***** SUPPLIED DATA *****

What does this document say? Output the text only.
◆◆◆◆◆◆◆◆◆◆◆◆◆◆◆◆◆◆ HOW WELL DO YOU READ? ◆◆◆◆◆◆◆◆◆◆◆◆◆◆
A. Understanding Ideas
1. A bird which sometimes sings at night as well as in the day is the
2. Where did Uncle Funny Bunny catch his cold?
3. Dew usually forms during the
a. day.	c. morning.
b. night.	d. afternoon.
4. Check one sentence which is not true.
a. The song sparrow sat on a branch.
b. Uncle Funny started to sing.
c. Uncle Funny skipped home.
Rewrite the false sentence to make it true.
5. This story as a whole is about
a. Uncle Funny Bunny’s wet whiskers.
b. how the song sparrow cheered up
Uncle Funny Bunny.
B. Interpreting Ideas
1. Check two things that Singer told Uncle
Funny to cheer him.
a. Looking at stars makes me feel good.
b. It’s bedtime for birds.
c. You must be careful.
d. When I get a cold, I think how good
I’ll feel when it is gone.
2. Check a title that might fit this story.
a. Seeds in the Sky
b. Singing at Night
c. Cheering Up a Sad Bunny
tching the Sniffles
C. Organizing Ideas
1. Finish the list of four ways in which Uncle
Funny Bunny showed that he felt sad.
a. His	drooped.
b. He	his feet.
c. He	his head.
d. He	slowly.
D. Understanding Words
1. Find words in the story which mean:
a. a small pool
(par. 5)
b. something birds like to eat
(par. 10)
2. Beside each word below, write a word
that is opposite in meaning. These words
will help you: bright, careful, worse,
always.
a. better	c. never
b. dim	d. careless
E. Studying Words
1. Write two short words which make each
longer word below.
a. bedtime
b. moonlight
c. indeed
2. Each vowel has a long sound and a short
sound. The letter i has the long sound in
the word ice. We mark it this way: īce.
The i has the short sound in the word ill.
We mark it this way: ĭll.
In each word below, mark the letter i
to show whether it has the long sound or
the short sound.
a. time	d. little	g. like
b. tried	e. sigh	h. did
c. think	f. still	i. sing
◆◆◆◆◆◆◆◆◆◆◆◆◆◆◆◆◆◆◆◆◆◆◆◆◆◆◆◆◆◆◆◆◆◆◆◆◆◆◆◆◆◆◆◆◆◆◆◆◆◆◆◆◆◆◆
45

*****

EXERCISE OBJECTIVE: Find every line in the records above that contains the word "sparrow", and copy each one.

RESPONSE TO THIS EXERCISE:
a. The song sparrow sat on a branch.
b. how the song sparrow cheered up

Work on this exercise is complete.